▶ [Aim] Report how many lines contain "Signature". The answer is a single number.

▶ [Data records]
#####

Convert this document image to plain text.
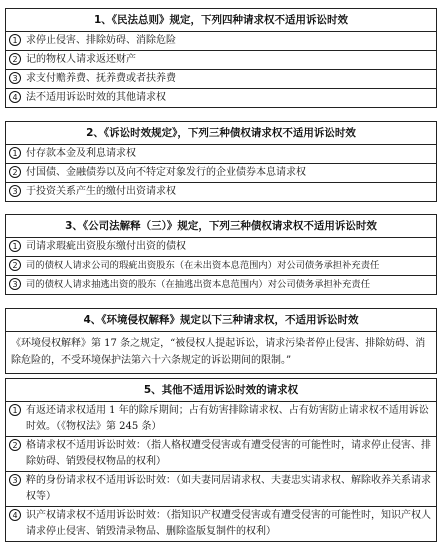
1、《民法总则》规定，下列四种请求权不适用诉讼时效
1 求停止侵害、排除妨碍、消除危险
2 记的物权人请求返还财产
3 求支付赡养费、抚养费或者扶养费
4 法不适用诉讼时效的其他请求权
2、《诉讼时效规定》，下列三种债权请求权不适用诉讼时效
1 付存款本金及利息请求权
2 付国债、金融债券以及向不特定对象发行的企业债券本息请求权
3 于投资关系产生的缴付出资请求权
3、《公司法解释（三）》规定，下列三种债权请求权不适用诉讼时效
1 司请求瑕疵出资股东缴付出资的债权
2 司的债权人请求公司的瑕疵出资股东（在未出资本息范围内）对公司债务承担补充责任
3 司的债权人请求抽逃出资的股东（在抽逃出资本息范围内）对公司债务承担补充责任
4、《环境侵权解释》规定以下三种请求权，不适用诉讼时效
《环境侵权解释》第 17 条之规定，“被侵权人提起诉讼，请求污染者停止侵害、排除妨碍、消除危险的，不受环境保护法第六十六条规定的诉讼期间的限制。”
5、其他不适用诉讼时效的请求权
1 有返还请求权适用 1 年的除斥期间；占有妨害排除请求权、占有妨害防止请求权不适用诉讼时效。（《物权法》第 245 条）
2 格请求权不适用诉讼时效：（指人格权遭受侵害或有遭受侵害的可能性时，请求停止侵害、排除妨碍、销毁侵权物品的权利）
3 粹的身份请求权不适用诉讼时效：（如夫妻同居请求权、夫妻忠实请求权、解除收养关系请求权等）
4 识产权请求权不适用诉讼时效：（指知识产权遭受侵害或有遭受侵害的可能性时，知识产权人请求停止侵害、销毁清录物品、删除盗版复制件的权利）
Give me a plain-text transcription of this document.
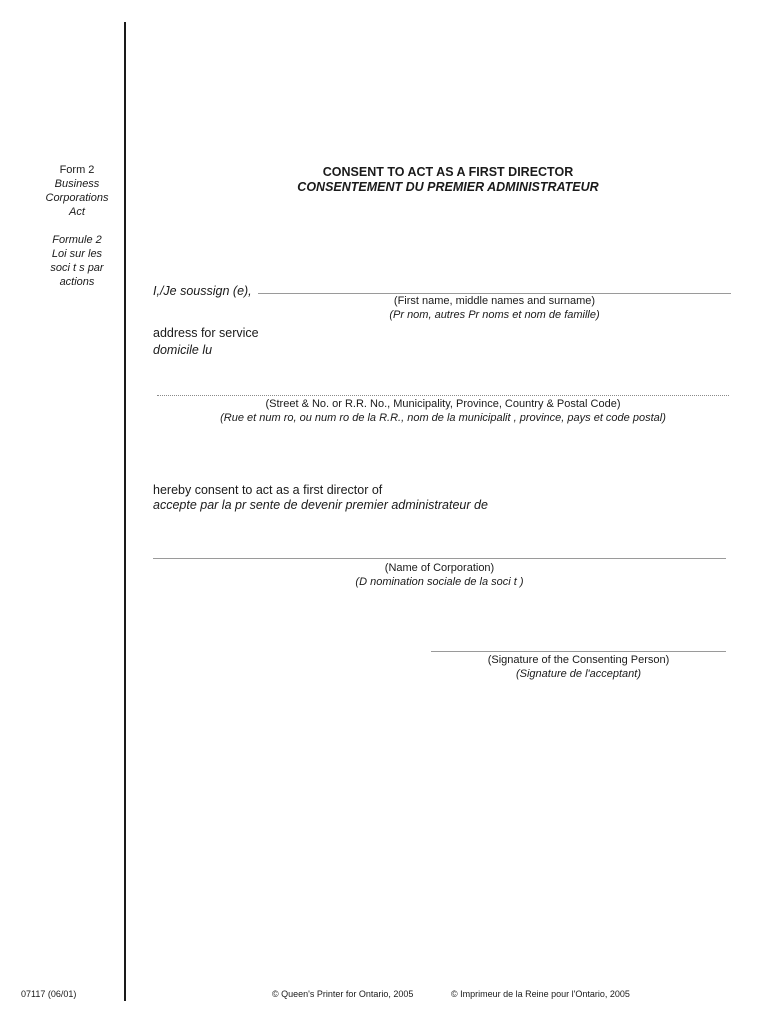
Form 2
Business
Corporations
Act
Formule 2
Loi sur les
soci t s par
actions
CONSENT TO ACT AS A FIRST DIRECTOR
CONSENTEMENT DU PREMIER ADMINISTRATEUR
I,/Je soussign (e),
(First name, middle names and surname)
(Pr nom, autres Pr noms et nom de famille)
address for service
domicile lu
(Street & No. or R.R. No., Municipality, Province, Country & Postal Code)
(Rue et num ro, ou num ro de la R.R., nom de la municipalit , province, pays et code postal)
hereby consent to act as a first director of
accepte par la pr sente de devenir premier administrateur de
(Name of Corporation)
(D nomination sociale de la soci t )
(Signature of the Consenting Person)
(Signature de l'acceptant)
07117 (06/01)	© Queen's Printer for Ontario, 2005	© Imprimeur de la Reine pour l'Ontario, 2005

#####

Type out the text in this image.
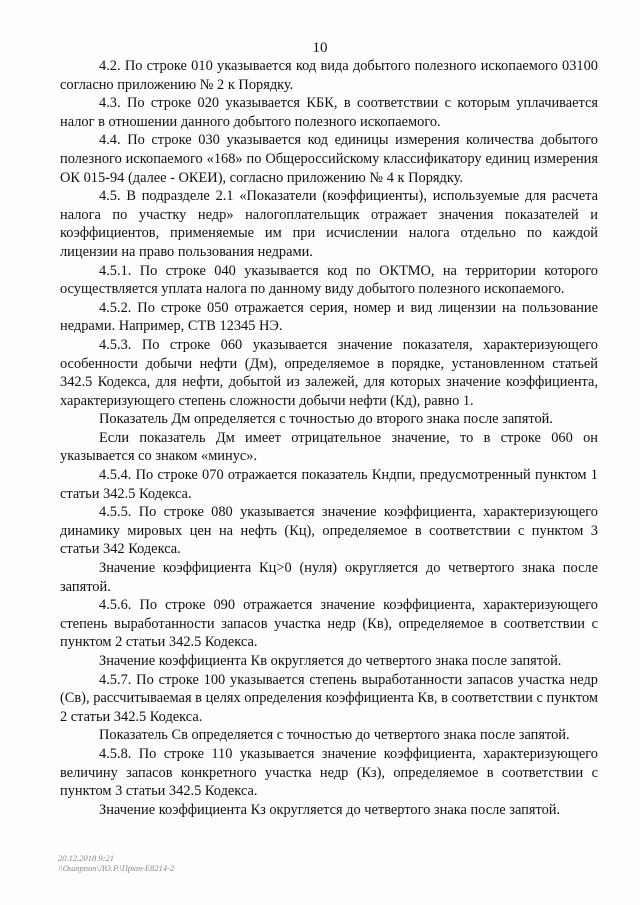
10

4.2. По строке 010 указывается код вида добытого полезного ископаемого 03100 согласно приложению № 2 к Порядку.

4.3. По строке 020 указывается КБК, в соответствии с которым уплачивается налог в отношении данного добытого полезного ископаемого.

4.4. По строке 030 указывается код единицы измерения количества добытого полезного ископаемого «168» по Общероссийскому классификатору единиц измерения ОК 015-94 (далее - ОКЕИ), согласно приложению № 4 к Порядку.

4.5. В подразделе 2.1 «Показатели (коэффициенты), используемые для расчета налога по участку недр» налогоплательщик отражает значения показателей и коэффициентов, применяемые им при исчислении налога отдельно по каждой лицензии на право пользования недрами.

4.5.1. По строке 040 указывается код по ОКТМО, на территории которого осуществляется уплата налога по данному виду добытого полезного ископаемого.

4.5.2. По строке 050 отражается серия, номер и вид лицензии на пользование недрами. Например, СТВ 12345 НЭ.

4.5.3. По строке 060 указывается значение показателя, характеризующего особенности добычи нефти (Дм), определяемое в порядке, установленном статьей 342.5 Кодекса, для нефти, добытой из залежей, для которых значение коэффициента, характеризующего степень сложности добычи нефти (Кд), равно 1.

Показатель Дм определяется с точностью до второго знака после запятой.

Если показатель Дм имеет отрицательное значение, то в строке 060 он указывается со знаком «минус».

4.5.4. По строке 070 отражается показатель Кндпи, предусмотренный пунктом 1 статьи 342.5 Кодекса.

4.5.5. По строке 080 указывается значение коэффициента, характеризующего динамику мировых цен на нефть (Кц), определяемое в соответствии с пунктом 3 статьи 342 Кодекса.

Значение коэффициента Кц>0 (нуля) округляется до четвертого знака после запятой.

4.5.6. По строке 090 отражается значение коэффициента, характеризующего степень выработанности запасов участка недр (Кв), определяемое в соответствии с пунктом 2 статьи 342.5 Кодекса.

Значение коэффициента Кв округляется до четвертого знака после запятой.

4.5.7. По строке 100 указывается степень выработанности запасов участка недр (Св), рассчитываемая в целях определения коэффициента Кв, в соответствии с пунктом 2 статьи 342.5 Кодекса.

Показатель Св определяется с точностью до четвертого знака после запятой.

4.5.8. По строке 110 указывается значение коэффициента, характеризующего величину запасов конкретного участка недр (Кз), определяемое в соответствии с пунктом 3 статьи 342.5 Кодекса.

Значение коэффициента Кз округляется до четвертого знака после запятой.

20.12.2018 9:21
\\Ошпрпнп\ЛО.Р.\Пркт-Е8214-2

#####

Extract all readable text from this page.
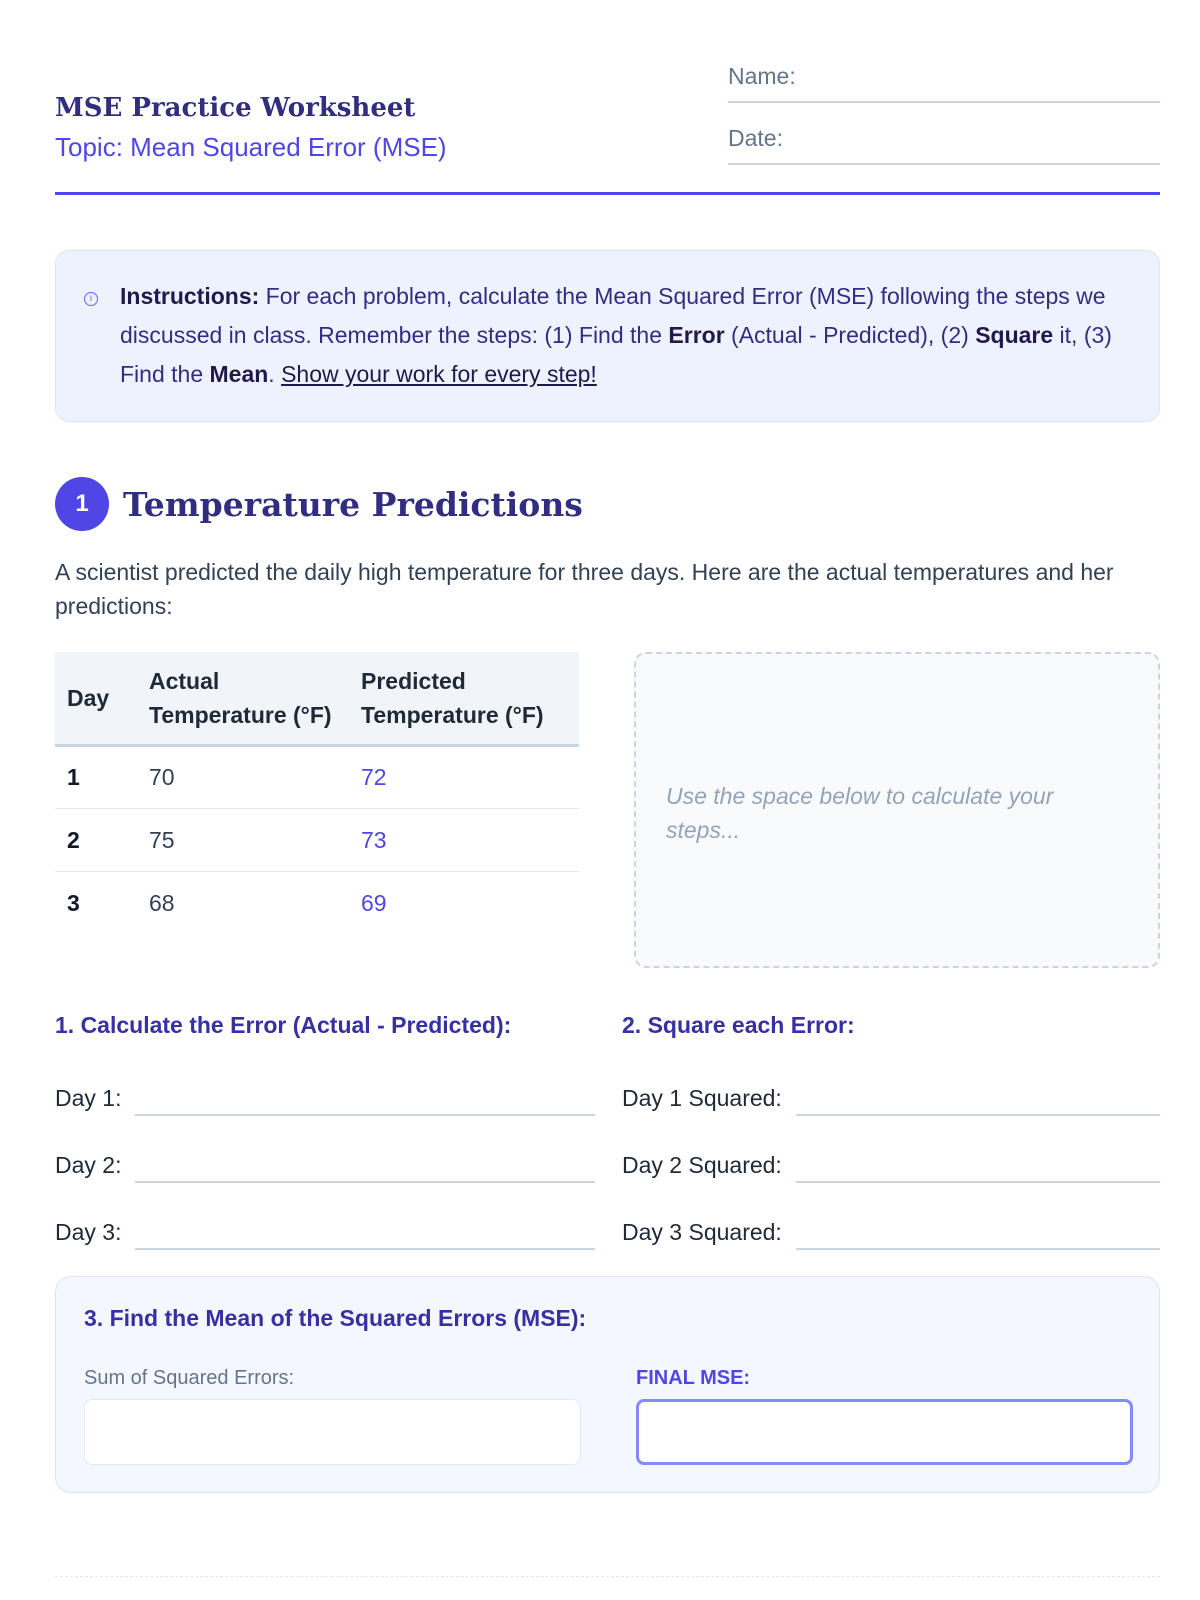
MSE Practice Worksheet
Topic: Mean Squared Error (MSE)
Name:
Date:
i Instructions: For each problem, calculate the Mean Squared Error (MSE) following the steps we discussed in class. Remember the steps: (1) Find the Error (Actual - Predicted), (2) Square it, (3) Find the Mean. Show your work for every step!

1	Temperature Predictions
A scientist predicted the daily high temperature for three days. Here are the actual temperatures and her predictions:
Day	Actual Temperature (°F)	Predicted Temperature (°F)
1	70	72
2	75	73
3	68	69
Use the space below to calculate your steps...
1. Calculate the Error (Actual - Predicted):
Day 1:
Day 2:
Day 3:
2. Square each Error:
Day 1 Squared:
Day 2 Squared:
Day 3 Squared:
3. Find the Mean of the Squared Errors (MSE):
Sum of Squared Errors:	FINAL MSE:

#####

▶ [Problem solution] 2